» **Exercise details**
Locate each line in the records containing "into". Copy it.

» **Material for this exercise**
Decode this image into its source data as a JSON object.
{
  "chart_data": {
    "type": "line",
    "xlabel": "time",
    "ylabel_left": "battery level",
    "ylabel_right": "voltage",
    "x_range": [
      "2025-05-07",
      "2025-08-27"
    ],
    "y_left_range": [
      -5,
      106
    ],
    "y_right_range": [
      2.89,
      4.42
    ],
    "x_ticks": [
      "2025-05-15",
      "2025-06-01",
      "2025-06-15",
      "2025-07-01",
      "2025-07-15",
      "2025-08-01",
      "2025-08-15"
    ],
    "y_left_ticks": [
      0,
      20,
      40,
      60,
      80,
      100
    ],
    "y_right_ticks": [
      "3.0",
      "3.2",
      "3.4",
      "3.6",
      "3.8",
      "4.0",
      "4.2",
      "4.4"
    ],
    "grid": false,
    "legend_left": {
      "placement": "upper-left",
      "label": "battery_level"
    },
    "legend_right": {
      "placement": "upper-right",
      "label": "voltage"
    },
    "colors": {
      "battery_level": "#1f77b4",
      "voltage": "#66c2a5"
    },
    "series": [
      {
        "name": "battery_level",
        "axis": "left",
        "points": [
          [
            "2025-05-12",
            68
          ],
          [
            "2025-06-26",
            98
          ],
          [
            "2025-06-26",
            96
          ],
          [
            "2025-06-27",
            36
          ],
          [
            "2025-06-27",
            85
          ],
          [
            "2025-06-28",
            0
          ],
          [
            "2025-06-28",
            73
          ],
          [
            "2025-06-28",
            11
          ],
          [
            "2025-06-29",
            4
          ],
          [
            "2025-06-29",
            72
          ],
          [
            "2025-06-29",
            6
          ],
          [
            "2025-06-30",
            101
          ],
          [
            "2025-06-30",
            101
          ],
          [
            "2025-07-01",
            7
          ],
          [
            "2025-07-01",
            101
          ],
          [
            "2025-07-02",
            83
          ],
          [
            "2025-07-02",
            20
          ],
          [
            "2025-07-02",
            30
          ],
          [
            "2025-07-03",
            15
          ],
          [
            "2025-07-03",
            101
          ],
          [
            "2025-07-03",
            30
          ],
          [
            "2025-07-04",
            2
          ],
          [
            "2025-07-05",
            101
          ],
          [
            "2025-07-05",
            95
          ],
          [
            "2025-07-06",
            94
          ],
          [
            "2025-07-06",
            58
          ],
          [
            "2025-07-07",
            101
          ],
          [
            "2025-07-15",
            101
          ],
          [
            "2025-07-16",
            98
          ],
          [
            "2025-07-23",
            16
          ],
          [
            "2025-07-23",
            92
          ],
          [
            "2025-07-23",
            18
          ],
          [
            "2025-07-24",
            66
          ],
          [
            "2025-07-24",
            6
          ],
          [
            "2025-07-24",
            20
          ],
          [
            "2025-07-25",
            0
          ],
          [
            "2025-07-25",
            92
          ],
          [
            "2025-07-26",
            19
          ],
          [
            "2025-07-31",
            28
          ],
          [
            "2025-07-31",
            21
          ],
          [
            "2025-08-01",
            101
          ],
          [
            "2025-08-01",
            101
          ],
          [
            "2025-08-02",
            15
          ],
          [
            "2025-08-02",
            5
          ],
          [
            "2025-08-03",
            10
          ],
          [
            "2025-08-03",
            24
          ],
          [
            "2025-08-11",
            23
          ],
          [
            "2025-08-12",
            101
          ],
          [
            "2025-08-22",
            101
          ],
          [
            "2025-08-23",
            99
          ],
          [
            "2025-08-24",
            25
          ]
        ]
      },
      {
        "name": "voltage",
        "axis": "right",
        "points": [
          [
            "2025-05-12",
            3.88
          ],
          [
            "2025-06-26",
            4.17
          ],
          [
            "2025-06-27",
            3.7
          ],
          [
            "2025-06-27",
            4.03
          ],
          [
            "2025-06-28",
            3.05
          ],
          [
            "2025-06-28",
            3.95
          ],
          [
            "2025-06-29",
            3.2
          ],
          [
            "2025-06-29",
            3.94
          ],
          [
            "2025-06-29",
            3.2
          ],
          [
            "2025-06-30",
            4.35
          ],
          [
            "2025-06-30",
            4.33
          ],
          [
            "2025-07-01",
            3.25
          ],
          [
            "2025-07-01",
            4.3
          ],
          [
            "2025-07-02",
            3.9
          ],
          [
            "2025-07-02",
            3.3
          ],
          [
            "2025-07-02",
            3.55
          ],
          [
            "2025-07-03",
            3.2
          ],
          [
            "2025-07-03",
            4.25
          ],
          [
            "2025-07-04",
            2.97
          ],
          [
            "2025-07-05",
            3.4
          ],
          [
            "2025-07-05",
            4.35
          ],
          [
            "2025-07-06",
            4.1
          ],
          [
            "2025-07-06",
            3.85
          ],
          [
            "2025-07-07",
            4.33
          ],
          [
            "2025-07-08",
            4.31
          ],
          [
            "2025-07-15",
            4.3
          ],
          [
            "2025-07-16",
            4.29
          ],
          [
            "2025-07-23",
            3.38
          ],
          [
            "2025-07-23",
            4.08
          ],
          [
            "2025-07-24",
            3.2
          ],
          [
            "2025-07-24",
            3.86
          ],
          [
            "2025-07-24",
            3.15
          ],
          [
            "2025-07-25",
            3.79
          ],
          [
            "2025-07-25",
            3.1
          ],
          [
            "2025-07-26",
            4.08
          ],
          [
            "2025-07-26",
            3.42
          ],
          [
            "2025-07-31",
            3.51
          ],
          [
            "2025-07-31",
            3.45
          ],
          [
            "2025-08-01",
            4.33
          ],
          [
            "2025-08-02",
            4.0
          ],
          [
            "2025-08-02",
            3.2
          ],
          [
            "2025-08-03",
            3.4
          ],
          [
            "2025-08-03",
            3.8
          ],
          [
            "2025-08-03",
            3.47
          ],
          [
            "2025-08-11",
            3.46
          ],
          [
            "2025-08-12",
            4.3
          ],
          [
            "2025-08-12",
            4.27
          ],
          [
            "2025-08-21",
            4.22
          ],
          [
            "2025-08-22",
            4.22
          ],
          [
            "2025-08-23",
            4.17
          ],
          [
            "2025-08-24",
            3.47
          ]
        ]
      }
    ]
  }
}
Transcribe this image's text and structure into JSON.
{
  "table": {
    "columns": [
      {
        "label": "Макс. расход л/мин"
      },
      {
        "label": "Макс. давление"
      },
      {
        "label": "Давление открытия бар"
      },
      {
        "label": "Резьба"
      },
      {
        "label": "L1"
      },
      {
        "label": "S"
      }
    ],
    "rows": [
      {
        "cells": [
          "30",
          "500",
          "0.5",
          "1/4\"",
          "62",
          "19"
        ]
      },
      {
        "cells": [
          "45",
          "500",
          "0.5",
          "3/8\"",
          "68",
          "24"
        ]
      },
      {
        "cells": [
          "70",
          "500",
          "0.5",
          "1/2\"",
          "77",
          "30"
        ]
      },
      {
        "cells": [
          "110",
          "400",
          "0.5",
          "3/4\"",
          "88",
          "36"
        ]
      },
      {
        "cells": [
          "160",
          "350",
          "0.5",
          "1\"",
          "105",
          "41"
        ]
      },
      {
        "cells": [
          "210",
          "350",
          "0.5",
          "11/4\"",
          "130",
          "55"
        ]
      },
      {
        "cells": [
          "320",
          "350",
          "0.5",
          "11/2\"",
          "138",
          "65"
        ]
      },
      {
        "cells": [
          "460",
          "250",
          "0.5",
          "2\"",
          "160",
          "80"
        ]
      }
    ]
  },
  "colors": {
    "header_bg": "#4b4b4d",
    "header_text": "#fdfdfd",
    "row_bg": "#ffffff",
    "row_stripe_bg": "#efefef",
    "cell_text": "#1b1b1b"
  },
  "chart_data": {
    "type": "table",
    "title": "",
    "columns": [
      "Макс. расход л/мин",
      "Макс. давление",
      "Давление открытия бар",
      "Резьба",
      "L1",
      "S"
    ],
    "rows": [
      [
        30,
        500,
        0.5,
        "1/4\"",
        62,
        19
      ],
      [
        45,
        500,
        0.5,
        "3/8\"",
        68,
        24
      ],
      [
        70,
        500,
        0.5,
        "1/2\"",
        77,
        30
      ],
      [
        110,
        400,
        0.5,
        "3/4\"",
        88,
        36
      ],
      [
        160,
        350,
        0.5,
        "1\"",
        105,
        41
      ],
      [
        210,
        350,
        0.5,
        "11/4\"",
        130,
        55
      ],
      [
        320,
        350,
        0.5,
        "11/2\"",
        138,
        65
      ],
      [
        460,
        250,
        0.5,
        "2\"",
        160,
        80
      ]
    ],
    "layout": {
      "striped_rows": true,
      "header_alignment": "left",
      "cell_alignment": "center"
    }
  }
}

» **The solution**
Decode this image into its source data as a JSON object.
Transcribe this image's text and structure into JSON.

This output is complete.